◆ **Source records**
※
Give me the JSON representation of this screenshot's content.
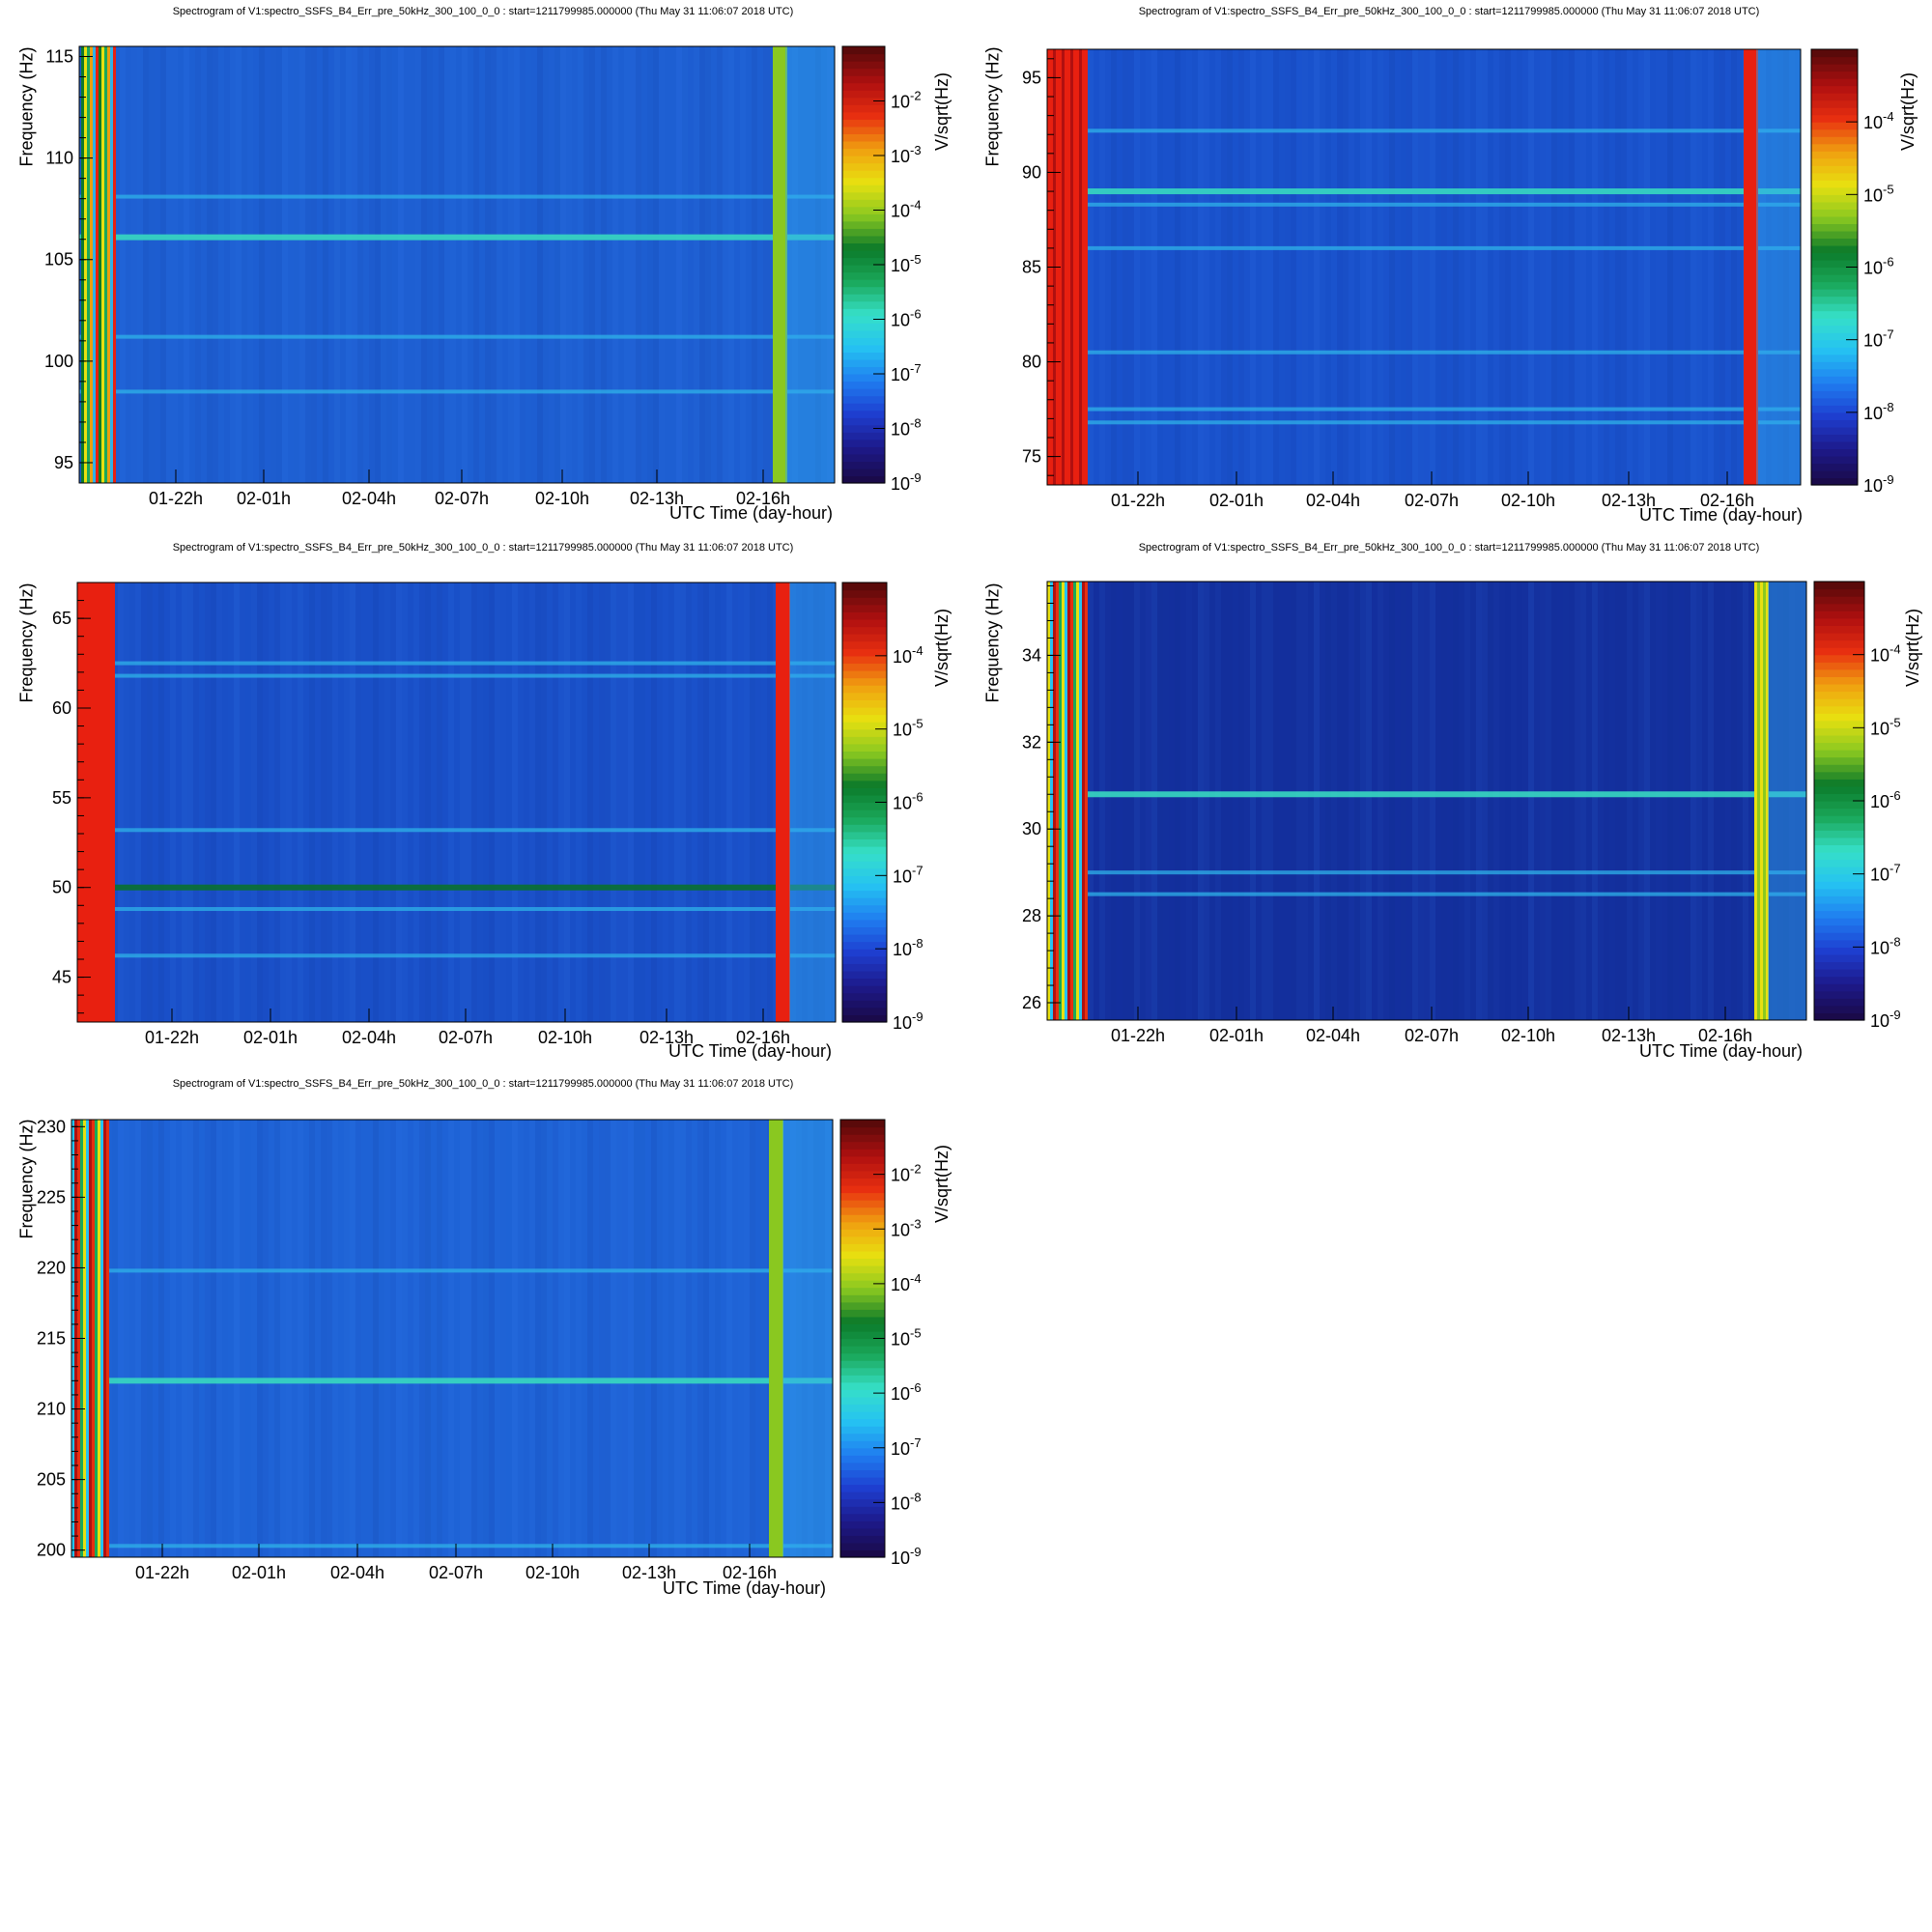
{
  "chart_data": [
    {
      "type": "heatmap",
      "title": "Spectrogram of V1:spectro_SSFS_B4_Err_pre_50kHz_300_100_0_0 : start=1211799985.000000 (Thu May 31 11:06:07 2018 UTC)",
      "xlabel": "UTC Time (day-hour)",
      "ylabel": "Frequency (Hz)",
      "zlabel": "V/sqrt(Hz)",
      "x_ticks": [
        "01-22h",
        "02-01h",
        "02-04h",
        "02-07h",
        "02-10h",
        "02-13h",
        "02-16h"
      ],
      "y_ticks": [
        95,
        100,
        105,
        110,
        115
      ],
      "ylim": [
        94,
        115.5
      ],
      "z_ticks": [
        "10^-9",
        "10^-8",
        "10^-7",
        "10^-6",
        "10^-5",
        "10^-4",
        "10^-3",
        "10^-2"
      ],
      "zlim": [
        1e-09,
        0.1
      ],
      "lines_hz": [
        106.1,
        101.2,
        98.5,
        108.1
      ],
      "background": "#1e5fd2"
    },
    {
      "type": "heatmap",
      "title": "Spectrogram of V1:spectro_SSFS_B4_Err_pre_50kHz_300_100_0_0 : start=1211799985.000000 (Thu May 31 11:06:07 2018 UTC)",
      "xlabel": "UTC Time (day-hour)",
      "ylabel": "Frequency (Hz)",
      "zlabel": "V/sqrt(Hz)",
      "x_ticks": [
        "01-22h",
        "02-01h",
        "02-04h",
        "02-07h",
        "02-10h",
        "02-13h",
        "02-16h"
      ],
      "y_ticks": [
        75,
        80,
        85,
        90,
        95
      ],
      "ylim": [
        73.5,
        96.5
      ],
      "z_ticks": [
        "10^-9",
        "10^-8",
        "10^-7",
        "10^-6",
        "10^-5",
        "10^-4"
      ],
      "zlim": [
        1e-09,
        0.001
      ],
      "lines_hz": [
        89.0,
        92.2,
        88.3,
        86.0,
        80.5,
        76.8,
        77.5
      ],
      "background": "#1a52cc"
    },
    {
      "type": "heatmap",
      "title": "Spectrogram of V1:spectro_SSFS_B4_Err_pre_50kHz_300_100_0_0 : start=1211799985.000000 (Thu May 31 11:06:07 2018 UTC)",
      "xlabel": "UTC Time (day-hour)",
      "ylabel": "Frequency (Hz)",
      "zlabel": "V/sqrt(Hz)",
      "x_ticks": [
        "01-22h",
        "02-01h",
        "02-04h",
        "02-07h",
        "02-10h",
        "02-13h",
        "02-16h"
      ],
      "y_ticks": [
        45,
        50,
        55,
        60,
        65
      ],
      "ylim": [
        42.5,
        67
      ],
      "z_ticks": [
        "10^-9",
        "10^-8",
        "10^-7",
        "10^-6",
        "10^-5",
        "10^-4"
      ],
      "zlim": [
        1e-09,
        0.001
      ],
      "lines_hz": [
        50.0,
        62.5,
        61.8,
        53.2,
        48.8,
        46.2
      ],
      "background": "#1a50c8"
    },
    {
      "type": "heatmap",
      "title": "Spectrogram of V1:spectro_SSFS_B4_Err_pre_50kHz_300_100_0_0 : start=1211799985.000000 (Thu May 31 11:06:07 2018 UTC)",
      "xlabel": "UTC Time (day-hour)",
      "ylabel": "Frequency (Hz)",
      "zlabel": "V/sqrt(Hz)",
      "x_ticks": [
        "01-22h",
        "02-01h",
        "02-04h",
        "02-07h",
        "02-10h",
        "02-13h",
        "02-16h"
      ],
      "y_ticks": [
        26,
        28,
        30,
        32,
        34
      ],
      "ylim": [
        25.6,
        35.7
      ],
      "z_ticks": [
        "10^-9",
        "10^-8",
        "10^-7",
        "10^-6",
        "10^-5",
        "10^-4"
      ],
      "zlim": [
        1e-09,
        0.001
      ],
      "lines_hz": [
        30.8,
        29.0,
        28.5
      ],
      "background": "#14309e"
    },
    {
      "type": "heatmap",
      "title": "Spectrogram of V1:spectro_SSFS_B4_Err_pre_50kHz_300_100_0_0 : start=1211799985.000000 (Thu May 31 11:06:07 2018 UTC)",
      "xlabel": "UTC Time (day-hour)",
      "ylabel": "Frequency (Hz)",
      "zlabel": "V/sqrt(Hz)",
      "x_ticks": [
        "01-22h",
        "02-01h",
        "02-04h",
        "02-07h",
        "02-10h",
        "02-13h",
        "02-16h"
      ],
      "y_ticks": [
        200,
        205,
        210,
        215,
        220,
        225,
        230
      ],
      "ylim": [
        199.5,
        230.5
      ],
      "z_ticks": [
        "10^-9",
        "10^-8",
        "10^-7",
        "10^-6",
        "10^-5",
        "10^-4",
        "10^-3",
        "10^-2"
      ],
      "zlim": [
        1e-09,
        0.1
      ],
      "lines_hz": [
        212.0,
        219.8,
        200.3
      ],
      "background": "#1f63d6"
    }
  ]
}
※
Images in the data above are to be skipped. Retype all other material exactly.

Give me the JSON representation of this screenshot's content.
{
  "chart_data": [
    {
      "type": "heatmap",
      "title": "Spectrogram of V1:spectro_SSFS_B4_Err_pre_50kHz_300_100_0_0 : start=1211799985.000000 (Thu May 31 11:06:07 2018 UTC)",
      "xlabel": "UTC Time (day-hour)",
      "ylabel": "Frequency (Hz)",
      "zlabel": "V/sqrt(Hz)",
      "x_ticks": [
        "01-22h",
        "02-01h",
        "02-04h",
        "02-07h",
        "02-10h",
        "02-13h",
        "02-16h"
      ],
      "y_ticks": [
        95,
        100,
        105,
        110,
        115
      ],
      "ylim": [
        94,
        115.5
      ],
      "z_ticks": [
        "10^-9",
        "10^-8",
        "10^-7",
        "10^-6",
        "10^-5",
        "10^-4",
        "10^-3",
        "10^-2"
      ],
      "zlim": [
        1e-09,
        0.1
      ],
      "lines_hz": [
        106.1,
        101.2,
        98.5,
        108.1
      ],
      "background": "#1e5fd2"
    },
    {
      "type": "heatmap",
      "title": "Spectrogram of V1:spectro_SSFS_B4_Err_pre_50kHz_300_100_0_0 : start=1211799985.000000 (Thu May 31 11:06:07 2018 UTC)",
      "xlabel": "UTC Time (day-hour)",
      "ylabel": "Frequency (Hz)",
      "zlabel": "V/sqrt(Hz)",
      "x_ticks": [
        "01-22h",
        "02-01h",
        "02-04h",
        "02-07h",
        "02-10h",
        "02-13h",
        "02-16h"
      ],
      "y_ticks": [
        75,
        80,
        85,
        90,
        95
      ],
      "ylim": [
        73.5,
        96.5
      ],
      "z_ticks": [
        "10^-9",
        "10^-8",
        "10^-7",
        "10^-6",
        "10^-5",
        "10^-4"
      ],
      "zlim": [
        1e-09,
        0.001
      ],
      "lines_hz": [
        89.0,
        92.2,
        88.3,
        86.0,
        80.5,
        76.8,
        77.5
      ],
      "background": "#1a52cc"
    },
    {
      "type": "heatmap",
      "title": "Spectrogram of V1:spectro_SSFS_B4_Err_pre_50kHz_300_100_0_0 : start=1211799985.000000 (Thu May 31 11:06:07 2018 UTC)",
      "xlabel": "UTC Time (day-hour)",
      "ylabel": "Frequency (Hz)",
      "zlabel": "V/sqrt(Hz)",
      "x_ticks": [
        "01-22h",
        "02-01h",
        "02-04h",
        "02-07h",
        "02-10h",
        "02-13h",
        "02-16h"
      ],
      "y_ticks": [
        45,
        50,
        55,
        60,
        65
      ],
      "ylim": [
        42.5,
        67
      ],
      "z_ticks": [
        "10^-9",
        "10^-8",
        "10^-7",
        "10^-6",
        "10^-5",
        "10^-4"
      ],
      "zlim": [
        1e-09,
        0.001
      ],
      "lines_hz": [
        50.0,
        62.5,
        61.8,
        53.2,
        48.8,
        46.2
      ],
      "background": "#1a50c8"
    },
    {
      "type": "heatmap",
      "title": "Spectrogram of V1:spectro_SSFS_B4_Err_pre_50kHz_300_100_0_0 : start=1211799985.000000 (Thu May 31 11:06:07 2018 UTC)",
      "xlabel": "UTC Time (day-hour)",
      "ylabel": "Frequency (Hz)",
      "zlabel": "V/sqrt(Hz)",
      "x_ticks": [
        "01-22h",
        "02-01h",
        "02-04h",
        "02-07h",
        "02-10h",
        "02-13h",
        "02-16h"
      ],
      "y_ticks": [
        26,
        28,
        30,
        32,
        34
      ],
      "ylim": [
        25.6,
        35.7
      ],
      "z_ticks": [
        "10^-9",
        "10^-8",
        "10^-7",
        "10^-6",
        "10^-5",
        "10^-4"
      ],
      "zlim": [
        1e-09,
        0.001
      ],
      "lines_hz": [
        30.8,
        29.0,
        28.5
      ],
      "background": "#14309e"
    },
    {
      "type": "heatmap",
      "title": "Spectrogram of V1:spectro_SSFS_B4_Err_pre_50kHz_300_100_0_0 : start=1211799985.000000 (Thu May 31 11:06:07 2018 UTC)",
      "xlabel": "UTC Time (day-hour)",
      "ylabel": "Frequency (Hz)",
      "zlabel": "V/sqrt(Hz)",
      "x_ticks": [
        "01-22h",
        "02-01h",
        "02-04h",
        "02-07h",
        "02-10h",
        "02-13h",
        "02-16h"
      ],
      "y_ticks": [
        200,
        205,
        210,
        215,
        220,
        225,
        230
      ],
      "ylim": [
        199.5,
        230.5
      ],
      "z_ticks": [
        "10^-9",
        "10^-8",
        "10^-7",
        "10^-6",
        "10^-5",
        "10^-4",
        "10^-3",
        "10^-2"
      ],
      "zlim": [
        1e-09,
        0.1
      ],
      "lines_hz": [
        212.0,
        219.8,
        200.3
      ],
      "background": "#1f63d6"
    }
  ]
}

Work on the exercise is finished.